--- begin Records for this exercise ---

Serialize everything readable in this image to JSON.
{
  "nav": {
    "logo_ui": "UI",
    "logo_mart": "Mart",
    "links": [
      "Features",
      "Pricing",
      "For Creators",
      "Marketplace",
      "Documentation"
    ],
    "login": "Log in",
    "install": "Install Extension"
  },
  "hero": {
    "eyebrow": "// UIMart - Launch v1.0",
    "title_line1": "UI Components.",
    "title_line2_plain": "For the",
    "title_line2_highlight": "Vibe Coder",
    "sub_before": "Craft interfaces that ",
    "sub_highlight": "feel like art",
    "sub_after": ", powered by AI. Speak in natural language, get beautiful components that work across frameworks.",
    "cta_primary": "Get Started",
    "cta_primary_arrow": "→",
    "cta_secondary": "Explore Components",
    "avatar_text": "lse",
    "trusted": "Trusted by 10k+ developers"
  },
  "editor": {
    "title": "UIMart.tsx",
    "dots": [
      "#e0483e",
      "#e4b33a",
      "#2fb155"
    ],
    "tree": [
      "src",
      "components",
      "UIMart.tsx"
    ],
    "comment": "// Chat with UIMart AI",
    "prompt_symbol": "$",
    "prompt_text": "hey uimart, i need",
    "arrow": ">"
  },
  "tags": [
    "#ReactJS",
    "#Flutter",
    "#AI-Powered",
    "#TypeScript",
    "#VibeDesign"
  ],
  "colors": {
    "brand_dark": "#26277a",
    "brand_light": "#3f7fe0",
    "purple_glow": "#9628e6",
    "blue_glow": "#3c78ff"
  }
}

--- end Records for this exercise ---

__Work to complete__. Faithfully transcribe the whole of the data.

__Solution__.
Serialize everything readable in this image to JSON.
{
  "nav": {
    "logo_ui": "UI",
    "logo_mart": "Mart",
    "links": [
      "Features",
      "Pricing",
      "For Creators",
      "Marketplace",
      "Documentation"
    ],
    "login": "Log in",
    "install": "Install Extension"
  },
  "hero": {
    "eyebrow": "// UIMart - Launch v1.0",
    "title_line1": "UI Components.",
    "title_line2_plain": "For the",
    "title_line2_highlight": "Vibe Coder",
    "sub_before": "Craft interfaces that ",
    "sub_highlight": "feel like art",
    "sub_after": ", powered by AI. Speak in natural language, get beautiful components that work across frameworks.",
    "cta_primary": "Get Started",
    "cta_primary_arrow": "→",
    "cta_secondary": "Explore Components",
    "avatar_text": "lse",
    "trusted": "Trusted by 10k+ developers"
  },
  "editor": {
    "title": "UIMart.tsx",
    "dots": [
      "#e0483e",
      "#e4b33a",
      "#2fb155"
    ],
    "tree": [
      "src",
      "components",
      "UIMart.tsx"
    ],
    "comment": "// Chat with UIMart AI",
    "prompt_symbol": "$",
    "prompt_text": "hey uimart, i need",
    "arrow": ">"
  },
  "tags": [
    "#ReactJS",
    "#Flutter",
    "#AI-Powered",
    "#TypeScript",
    "#VibeDesign"
  ],
  "colors": {
    "brand_dark": "#26277a",
    "brand_light": "#3f7fe0",
    "purple_glow": "#9628e6",
    "blue_glow": "#3c78ff"
  }
}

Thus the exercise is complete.